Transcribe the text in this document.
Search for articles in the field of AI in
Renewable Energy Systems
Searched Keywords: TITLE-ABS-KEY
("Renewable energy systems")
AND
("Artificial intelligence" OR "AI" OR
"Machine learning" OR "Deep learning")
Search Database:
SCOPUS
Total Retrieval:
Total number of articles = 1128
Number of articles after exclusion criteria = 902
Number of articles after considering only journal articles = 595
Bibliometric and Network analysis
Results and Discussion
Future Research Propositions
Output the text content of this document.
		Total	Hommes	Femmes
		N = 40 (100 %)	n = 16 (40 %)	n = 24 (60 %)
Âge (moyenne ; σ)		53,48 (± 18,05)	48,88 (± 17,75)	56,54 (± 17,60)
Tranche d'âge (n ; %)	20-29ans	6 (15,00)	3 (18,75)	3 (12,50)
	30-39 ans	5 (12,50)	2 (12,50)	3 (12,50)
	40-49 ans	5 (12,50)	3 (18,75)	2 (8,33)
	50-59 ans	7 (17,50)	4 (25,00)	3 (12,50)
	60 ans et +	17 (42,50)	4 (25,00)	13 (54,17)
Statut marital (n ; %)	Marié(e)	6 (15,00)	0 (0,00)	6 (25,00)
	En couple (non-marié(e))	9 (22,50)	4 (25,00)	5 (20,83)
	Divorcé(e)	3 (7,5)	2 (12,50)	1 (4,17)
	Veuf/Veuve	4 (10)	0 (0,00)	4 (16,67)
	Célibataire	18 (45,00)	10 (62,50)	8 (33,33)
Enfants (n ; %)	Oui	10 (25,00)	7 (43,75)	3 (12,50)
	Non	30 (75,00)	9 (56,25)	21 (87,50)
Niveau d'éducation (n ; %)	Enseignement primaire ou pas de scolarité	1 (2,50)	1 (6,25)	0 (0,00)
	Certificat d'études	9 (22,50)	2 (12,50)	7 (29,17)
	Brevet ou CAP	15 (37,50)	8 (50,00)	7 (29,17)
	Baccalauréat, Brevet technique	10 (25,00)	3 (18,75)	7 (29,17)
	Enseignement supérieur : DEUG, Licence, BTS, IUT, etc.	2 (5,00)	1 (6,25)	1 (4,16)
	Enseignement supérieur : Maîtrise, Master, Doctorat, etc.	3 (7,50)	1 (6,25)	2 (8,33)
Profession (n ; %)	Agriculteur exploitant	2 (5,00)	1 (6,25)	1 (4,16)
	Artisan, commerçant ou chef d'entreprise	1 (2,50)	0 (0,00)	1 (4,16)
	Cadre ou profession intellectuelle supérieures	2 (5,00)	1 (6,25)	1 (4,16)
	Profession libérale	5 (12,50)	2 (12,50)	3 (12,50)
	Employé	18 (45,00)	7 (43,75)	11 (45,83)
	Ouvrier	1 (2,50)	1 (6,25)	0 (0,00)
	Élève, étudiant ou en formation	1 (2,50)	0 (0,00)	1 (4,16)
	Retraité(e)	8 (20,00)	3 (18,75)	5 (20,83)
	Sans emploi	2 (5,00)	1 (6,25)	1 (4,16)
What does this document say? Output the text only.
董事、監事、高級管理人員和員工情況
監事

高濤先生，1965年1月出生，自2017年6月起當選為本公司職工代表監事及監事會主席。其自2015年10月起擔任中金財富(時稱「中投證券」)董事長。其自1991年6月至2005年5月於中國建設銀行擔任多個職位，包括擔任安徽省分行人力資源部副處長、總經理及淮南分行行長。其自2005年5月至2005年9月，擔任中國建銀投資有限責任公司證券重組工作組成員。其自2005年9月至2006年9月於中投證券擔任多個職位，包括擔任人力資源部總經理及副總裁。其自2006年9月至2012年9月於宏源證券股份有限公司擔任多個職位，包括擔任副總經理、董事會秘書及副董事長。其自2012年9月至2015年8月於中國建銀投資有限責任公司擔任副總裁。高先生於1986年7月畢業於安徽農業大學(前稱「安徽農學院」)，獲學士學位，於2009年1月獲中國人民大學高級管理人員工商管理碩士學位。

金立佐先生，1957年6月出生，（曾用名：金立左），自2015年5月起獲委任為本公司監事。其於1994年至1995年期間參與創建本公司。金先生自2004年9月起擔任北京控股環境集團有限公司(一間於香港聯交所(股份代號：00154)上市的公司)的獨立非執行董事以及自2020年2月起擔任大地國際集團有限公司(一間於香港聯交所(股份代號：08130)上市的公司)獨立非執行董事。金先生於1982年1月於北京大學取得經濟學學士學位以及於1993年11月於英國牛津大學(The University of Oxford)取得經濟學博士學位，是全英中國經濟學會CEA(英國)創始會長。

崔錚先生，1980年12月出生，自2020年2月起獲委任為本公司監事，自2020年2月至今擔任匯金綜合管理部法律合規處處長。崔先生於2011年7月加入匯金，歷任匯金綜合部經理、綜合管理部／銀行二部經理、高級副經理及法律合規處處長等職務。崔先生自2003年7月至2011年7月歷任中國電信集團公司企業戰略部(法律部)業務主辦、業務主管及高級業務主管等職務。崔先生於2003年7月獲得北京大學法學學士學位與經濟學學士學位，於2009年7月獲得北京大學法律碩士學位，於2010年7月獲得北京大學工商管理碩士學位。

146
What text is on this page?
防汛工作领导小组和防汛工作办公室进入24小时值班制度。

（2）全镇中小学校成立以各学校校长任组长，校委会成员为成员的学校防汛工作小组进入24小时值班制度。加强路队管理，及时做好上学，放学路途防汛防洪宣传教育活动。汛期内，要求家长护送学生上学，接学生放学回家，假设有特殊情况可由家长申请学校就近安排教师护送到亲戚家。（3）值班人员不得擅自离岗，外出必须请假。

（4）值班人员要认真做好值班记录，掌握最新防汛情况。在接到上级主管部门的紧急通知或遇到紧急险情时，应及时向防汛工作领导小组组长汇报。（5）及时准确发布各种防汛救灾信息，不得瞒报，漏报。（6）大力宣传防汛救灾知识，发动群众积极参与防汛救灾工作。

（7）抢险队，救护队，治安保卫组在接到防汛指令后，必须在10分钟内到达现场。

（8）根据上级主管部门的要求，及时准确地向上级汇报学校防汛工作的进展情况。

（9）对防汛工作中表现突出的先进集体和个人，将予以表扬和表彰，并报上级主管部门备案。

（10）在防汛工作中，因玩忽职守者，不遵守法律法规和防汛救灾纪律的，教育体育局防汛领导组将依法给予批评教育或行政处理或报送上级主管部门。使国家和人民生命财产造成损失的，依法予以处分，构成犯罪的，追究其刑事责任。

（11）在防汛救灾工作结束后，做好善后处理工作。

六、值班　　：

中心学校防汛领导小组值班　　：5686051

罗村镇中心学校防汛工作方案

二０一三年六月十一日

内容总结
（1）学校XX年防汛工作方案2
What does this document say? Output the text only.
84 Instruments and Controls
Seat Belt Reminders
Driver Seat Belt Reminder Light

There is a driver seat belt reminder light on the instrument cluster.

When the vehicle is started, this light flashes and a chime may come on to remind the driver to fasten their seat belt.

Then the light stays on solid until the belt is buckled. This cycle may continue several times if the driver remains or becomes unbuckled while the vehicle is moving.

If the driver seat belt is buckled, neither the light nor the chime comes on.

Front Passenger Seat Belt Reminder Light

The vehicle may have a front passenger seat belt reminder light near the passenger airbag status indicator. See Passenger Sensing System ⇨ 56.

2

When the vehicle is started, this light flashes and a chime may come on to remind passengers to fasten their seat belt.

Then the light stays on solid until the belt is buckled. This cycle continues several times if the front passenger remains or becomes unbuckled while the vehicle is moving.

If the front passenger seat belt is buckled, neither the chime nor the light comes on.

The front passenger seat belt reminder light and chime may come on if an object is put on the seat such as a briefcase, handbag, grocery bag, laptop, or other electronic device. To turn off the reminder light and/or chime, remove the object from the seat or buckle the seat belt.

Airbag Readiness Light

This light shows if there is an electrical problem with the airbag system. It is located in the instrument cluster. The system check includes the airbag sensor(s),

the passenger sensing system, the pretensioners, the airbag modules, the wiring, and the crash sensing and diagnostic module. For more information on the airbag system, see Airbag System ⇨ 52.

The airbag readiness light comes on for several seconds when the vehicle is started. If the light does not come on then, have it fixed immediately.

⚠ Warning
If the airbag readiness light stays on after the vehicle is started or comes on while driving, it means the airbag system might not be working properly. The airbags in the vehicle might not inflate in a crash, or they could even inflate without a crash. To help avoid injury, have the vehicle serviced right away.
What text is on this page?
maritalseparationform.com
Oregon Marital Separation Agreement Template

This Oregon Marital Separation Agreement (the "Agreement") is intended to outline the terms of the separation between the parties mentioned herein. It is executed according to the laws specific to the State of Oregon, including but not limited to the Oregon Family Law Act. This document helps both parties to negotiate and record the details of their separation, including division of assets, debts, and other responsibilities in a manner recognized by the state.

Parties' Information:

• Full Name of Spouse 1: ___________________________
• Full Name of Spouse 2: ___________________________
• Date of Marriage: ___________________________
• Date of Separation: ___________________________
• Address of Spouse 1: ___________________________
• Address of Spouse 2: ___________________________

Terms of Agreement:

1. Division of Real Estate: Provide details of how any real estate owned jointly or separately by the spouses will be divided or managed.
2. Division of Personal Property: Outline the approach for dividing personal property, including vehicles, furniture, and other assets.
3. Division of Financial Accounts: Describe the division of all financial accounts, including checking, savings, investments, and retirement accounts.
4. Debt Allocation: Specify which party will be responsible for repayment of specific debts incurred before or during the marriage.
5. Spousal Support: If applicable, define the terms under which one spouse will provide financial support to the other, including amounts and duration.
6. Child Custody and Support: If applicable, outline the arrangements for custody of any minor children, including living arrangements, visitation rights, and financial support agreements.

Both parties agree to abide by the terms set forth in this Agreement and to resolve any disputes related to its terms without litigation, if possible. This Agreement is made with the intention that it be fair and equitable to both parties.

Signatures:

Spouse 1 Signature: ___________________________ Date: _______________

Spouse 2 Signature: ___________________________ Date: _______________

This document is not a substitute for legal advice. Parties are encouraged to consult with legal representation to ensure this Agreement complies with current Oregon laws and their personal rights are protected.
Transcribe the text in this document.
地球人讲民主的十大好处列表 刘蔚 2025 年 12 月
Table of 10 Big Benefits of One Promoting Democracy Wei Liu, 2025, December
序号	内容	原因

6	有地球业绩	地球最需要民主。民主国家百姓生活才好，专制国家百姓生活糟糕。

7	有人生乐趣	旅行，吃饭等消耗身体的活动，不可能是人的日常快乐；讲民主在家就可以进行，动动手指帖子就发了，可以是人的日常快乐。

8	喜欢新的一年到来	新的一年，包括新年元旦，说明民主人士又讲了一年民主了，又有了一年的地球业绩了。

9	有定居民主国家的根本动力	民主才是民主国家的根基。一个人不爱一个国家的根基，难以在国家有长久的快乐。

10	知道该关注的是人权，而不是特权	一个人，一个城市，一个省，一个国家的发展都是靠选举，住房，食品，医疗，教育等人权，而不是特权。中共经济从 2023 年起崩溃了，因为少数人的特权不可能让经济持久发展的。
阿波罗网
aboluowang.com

☆ ☆ ☆ ☆ ☆

* _The request_
Across the material above, how many lines include the string "applicable"? Only the number is wanted.

* _Task answer_
2